What you have to do:
Gather up all lines that carry the word "this".

Provided material:
— begin —

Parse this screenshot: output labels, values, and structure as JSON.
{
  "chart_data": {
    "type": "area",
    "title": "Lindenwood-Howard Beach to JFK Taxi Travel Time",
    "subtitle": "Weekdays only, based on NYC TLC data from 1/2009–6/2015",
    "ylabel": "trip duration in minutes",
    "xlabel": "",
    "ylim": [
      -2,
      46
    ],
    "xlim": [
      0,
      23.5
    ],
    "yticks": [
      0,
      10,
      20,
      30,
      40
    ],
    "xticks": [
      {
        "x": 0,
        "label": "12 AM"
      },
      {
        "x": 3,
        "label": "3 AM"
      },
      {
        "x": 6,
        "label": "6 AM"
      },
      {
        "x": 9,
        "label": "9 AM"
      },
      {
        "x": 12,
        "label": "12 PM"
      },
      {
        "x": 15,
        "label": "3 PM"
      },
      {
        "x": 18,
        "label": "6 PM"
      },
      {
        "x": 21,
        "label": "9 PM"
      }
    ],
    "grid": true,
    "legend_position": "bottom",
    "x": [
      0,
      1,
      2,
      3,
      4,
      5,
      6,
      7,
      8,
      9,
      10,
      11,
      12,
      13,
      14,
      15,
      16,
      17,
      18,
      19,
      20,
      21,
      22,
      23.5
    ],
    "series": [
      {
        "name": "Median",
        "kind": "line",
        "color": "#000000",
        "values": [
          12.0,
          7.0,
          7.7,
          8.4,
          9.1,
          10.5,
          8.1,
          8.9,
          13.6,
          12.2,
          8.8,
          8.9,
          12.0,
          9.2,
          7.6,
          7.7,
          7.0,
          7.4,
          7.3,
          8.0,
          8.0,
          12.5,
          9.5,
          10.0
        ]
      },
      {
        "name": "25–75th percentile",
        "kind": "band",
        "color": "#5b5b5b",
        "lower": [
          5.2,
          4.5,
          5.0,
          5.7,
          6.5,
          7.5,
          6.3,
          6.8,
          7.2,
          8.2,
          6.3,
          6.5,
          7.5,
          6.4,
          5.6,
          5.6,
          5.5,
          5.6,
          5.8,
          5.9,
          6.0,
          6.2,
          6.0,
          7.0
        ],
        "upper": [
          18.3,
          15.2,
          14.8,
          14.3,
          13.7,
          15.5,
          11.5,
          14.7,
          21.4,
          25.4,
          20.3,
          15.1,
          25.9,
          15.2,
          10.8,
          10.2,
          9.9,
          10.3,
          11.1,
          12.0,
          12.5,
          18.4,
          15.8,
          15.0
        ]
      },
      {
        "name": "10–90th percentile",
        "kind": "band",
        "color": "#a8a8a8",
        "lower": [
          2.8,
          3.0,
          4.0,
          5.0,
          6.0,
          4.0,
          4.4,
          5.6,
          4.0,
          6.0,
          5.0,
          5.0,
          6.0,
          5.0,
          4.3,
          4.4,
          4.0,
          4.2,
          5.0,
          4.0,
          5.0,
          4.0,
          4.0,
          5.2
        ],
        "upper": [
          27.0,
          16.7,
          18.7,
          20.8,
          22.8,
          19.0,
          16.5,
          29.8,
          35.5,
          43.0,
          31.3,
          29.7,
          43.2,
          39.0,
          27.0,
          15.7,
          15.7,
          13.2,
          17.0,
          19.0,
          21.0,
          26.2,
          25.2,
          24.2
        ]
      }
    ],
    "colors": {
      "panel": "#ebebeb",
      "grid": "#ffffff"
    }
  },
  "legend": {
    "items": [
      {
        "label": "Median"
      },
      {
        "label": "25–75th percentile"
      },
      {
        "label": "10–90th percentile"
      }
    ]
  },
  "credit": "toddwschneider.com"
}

— end —
— begin —

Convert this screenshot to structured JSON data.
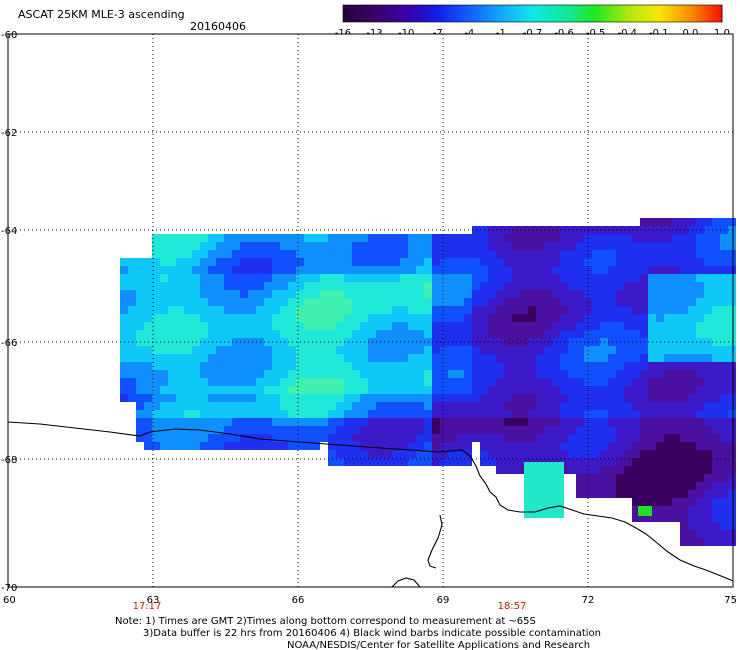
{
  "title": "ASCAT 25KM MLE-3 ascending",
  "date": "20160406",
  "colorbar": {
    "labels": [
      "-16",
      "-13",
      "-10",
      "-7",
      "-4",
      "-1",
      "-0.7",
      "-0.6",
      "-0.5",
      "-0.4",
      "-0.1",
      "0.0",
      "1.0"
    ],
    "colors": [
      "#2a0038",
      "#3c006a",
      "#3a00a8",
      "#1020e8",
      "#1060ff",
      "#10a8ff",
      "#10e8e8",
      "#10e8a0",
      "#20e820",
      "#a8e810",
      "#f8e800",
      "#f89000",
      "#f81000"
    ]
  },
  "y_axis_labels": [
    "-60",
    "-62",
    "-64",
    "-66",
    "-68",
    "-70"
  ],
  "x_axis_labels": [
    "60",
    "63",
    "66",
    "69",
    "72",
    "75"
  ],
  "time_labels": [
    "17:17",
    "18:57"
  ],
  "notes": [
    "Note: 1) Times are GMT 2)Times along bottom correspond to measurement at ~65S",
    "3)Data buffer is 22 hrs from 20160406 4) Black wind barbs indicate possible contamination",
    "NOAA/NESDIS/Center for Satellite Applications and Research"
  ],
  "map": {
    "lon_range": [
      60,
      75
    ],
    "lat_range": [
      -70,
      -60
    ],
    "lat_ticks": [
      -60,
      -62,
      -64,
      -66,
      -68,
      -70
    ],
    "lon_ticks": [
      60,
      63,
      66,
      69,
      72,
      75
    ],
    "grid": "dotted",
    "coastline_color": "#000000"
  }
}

— end —
— begin —

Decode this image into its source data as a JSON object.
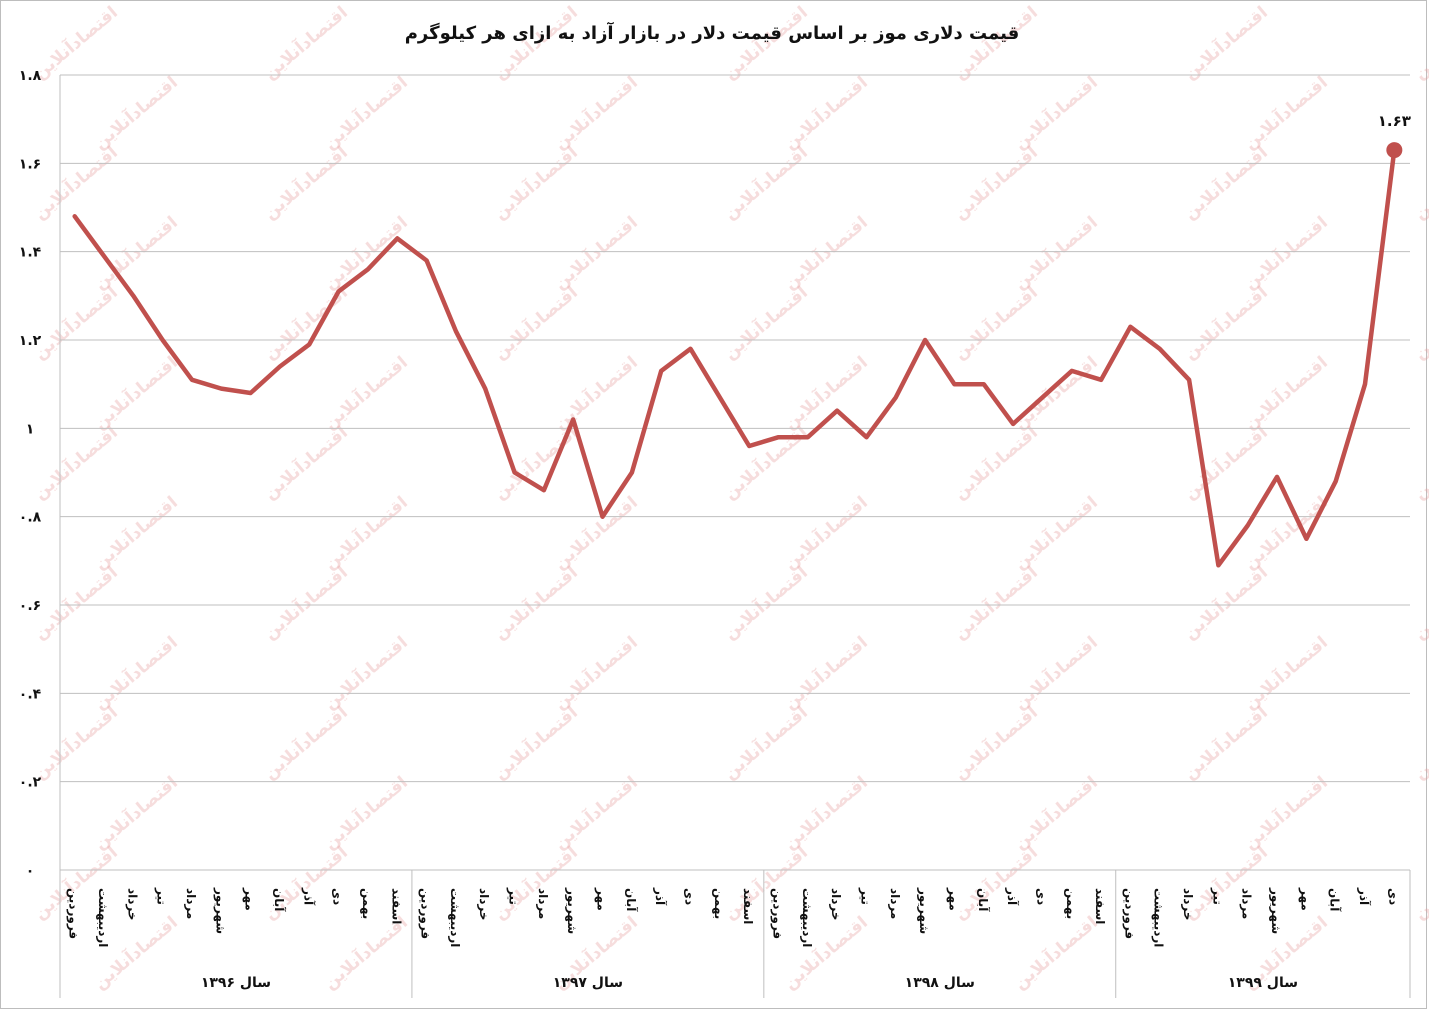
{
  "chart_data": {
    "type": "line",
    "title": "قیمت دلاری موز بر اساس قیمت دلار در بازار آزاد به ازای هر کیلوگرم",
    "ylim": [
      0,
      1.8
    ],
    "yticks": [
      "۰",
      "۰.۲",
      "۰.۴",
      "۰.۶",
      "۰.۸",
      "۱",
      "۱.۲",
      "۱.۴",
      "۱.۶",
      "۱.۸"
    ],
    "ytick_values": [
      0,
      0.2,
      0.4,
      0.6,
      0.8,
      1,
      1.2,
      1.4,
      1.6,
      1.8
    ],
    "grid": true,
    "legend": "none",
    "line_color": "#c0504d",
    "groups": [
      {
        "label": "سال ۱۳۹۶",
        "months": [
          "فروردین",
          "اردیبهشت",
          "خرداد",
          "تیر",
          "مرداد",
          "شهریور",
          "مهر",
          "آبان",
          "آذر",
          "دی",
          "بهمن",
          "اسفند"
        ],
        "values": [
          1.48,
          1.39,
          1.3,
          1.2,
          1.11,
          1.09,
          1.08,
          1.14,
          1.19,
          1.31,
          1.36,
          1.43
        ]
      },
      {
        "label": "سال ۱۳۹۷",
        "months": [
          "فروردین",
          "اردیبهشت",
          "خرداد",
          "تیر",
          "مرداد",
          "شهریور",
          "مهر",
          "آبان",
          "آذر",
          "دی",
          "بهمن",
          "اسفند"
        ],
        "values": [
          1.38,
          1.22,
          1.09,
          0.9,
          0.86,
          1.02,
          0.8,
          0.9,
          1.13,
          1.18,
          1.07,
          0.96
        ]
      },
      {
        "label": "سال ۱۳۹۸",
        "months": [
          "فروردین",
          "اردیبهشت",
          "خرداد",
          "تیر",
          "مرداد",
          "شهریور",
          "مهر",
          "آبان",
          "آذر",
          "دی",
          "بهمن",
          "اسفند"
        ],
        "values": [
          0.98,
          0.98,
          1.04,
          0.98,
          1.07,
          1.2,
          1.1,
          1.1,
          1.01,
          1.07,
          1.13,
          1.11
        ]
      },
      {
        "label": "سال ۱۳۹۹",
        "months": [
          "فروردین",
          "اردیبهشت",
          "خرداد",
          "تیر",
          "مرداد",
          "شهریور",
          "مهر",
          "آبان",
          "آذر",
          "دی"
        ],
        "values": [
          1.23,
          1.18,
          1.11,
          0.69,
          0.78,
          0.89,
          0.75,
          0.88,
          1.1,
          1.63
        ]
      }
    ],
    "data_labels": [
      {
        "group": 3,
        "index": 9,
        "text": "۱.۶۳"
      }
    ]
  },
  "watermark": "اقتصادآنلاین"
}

— end —

The output:
Parse this screenshot: output labels, values, and structure as JSON.
Convert this screenshot to structured JSON data.
Decode this image into its source data as a JSON object.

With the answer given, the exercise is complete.